> SET TASK: Transcribe the records below exactly as they appear, omitting any pictures.

> MATERIAL FOR THIS TASK:
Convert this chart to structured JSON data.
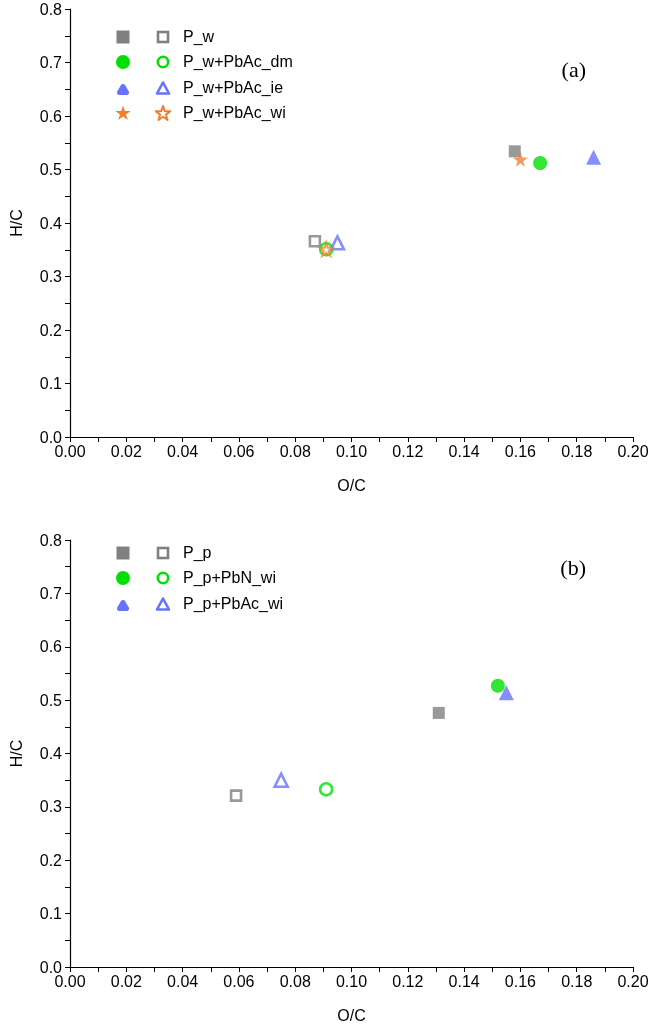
{
  "chart_data": [
    {
      "type": "scatter",
      "xlabel": "O/C",
      "ylabel": "H/C",
      "annotations": [
        "(a)"
      ],
      "xlim": [
        0,
        0.2
      ],
      "xticks": [
        {
          "value": 0,
          "label": "0.00"
        },
        {
          "value": 0.02,
          "label": "0.02"
        },
        {
          "value": 0.04,
          "label": "0.04"
        },
        {
          "value": 0.06,
          "label": "0.06"
        },
        {
          "value": 0.08,
          "label": "0.08"
        },
        {
          "value": 0.1,
          "label": "0.10"
        },
        {
          "value": 0.12,
          "label": "0.12"
        },
        {
          "value": 0.14,
          "label": "0.14"
        },
        {
          "value": 0.16,
          "label": "0.16"
        },
        {
          "value": 0.18,
          "label": "0.18"
        },
        {
          "value": 0.2,
          "label": "0.20"
        }
      ],
      "ylim": [
        0,
        0.8
      ],
      "yticks": [
        {
          "value": 0,
          "label": "0.0"
        },
        0.1,
        0.2,
        0.3,
        0.4,
        0.5,
        0.6,
        0.7,
        0.8
      ],
      "grid": false,
      "legend": "top left",
      "series": [
        {
          "name": "P_w",
          "color": "#808080",
          "marker": "square",
          "x": [
            0.158
          ],
          "values": [
            0.534
          ]
        },
        {
          "color": "#808080",
          "marker": "square",
          "x": [
            0.087
          ],
          "values": [
            0.366
          ]
        },
        {
          "name": "P_w+PbAc_dm",
          "color": "#00e000",
          "marker": "circle",
          "x": [
            0.167
          ],
          "values": [
            0.512
          ]
        },
        {
          "color": "#00e000",
          "marker": "circle",
          "x": [
            0.091
          ],
          "values": [
            0.351
          ]
        },
        {
          "name": "P_w+PbAc_ie",
          "color": "#6673ff",
          "marker": "triangle",
          "x": [
            0.186
          ],
          "values": [
            0.523
          ]
        },
        {
          "color": "#6673ff",
          "marker": "triangle",
          "x": [
            0.095
          ],
          "values": [
            0.363
          ]
        },
        {
          "name": "P_w+PbAc_wi",
          "color": "#f08030",
          "marker": "star",
          "x": [
            0.16
          ],
          "values": [
            0.519
          ]
        },
        {
          "color": "#f08030",
          "marker": "star",
          "x": [
            0.091
          ],
          "values": [
            0.351
          ]
        }
      ]
    },
    {
      "type": "scatter",
      "xlabel": "O/C",
      "ylabel": "H/C",
      "annotations": [
        "(b)"
      ],
      "xlim": [
        0,
        0.2
      ],
      "xticks": [
        {
          "value": 0,
          "label": "0.00"
        },
        {
          "value": 0.02,
          "label": "0.02"
        },
        {
          "value": 0.04,
          "label": "0.04"
        },
        {
          "value": 0.06,
          "label": "0.06"
        },
        {
          "value": 0.08,
          "label": "0.08"
        },
        {
          "value": 0.1,
          "label": "0.10"
        },
        {
          "value": 0.12,
          "label": "0.12"
        },
        {
          "value": 0.14,
          "label": "0.14"
        },
        {
          "value": 0.16,
          "label": "0.16"
        },
        {
          "value": 0.18,
          "label": "0.18"
        },
        {
          "value": 0.2,
          "label": "0.20"
        }
      ],
      "ylim": [
        0,
        0.8
      ],
      "yticks": [
        {
          "value": 0,
          "label": "0.0"
        },
        0.1,
        0.2,
        0.3,
        0.4,
        0.5,
        0.6,
        0.7,
        0.8
      ],
      "grid": false,
      "legend": "top left",
      "series": [
        {
          "name": "P_p",
          "color": "#808080",
          "marker": "square",
          "x": [
            0.131
          ],
          "values": [
            0.476
          ]
        },
        {
          "color": "#808080",
          "marker": "square",
          "x": [
            0.059
          ],
          "values": [
            0.321
          ]
        },
        {
          "name": "P_p+PbN_wi",
          "color": "#00e000",
          "marker": "circle",
          "x": [
            0.152
          ],
          "values": [
            0.527
          ]
        },
        {
          "color": "#00e000",
          "marker": "circle",
          "x": [
            0.091
          ],
          "values": [
            0.333
          ]
        },
        {
          "name": "P_p+PbAc_wi",
          "color": "#6673ff",
          "marker": "triangle",
          "x": [
            0.155
          ],
          "values": [
            0.514
          ]
        },
        {
          "color": "#6673ff",
          "marker": "triangle",
          "x": [
            0.075
          ],
          "values": [
            0.35
          ]
        }
      ]
    }
  ]
}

> RESPONSE TO THE TASK:
Convert this chart to structured JSON data.
{
  "chart_data": [
    {
      "type": "scatter",
      "xlabel": "O/C",
      "ylabel": "H/C",
      "annotations": [
        "(a)"
      ],
      "xlim": [
        0,
        0.2
      ],
      "xticks": [
        {
          "value": 0,
          "label": "0.00"
        },
        {
          "value": 0.02,
          "label": "0.02"
        },
        {
          "value": 0.04,
          "label": "0.04"
        },
        {
          "value": 0.06,
          "label": "0.06"
        },
        {
          "value": 0.08,
          "label": "0.08"
        },
        {
          "value": 0.1,
          "label": "0.10"
        },
        {
          "value": 0.12,
          "label": "0.12"
        },
        {
          "value": 0.14,
          "label": "0.14"
        },
        {
          "value": 0.16,
          "label": "0.16"
        },
        {
          "value": 0.18,
          "label": "0.18"
        },
        {
          "value": 0.2,
          "label": "0.20"
        }
      ],
      "ylim": [
        0,
        0.8
      ],
      "yticks": [
        {
          "value": 0,
          "label": "0.0"
        },
        0.1,
        0.2,
        0.3,
        0.4,
        0.5,
        0.6,
        0.7,
        0.8
      ],
      "grid": false,
      "legend": "top left",
      "series": [
        {
          "name": "P_w",
          "color": "#808080",
          "marker": "square",
          "x": [
            0.158
          ],
          "values": [
            0.534
          ]
        },
        {
          "color": "#808080",
          "marker": "square",
          "x": [
            0.087
          ],
          "values": [
            0.366
          ]
        },
        {
          "name": "P_w+PbAc_dm",
          "color": "#00e000",
          "marker": "circle",
          "x": [
            0.167
          ],
          "values": [
            0.512
          ]
        },
        {
          "color": "#00e000",
          "marker": "circle",
          "x": [
            0.091
          ],
          "values": [
            0.351
          ]
        },
        {
          "name": "P_w+PbAc_ie",
          "color": "#6673ff",
          "marker": "triangle",
          "x": [
            0.186
          ],
          "values": [
            0.523
          ]
        },
        {
          "color": "#6673ff",
          "marker": "triangle",
          "x": [
            0.095
          ],
          "values": [
            0.363
          ]
        },
        {
          "name": "P_w+PbAc_wi",
          "color": "#f08030",
          "marker": "star",
          "x": [
            0.16
          ],
          "values": [
            0.519
          ]
        },
        {
          "color": "#f08030",
          "marker": "star",
          "x": [
            0.091
          ],
          "values": [
            0.351
          ]
        }
      ]
    },
    {
      "type": "scatter",
      "xlabel": "O/C",
      "ylabel": "H/C",
      "annotations": [
        "(b)"
      ],
      "xlim": [
        0,
        0.2
      ],
      "xticks": [
        {
          "value": 0,
          "label": "0.00"
        },
        {
          "value": 0.02,
          "label": "0.02"
        },
        {
          "value": 0.04,
          "label": "0.04"
        },
        {
          "value": 0.06,
          "label": "0.06"
        },
        {
          "value": 0.08,
          "label": "0.08"
        },
        {
          "value": 0.1,
          "label": "0.10"
        },
        {
          "value": 0.12,
          "label": "0.12"
        },
        {
          "value": 0.14,
          "label": "0.14"
        },
        {
          "value": 0.16,
          "label": "0.16"
        },
        {
          "value": 0.18,
          "label": "0.18"
        },
        {
          "value": 0.2,
          "label": "0.20"
        }
      ],
      "ylim": [
        0,
        0.8
      ],
      "yticks": [
        {
          "value": 0,
          "label": "0.0"
        },
        0.1,
        0.2,
        0.3,
        0.4,
        0.5,
        0.6,
        0.7,
        0.8
      ],
      "grid": false,
      "legend": "top left",
      "series": [
        {
          "name": "P_p",
          "color": "#808080",
          "marker": "square",
          "x": [
            0.131
          ],
          "values": [
            0.476
          ]
        },
        {
          "color": "#808080",
          "marker": "square",
          "x": [
            0.059
          ],
          "values": [
            0.321
          ]
        },
        {
          "name": "P_p+PbN_wi",
          "color": "#00e000",
          "marker": "circle",
          "x": [
            0.152
          ],
          "values": [
            0.527
          ]
        },
        {
          "color": "#00e000",
          "marker": "circle",
          "x": [
            0.091
          ],
          "values": [
            0.333
          ]
        },
        {
          "name": "P_p+PbAc_wi",
          "color": "#6673ff",
          "marker": "triangle",
          "x": [
            0.155
          ],
          "values": [
            0.514
          ]
        },
        {
          "color": "#6673ff",
          "marker": "triangle",
          "x": [
            0.075
          ],
          "values": [
            0.35
          ]
        }
      ]
    }
  ]
}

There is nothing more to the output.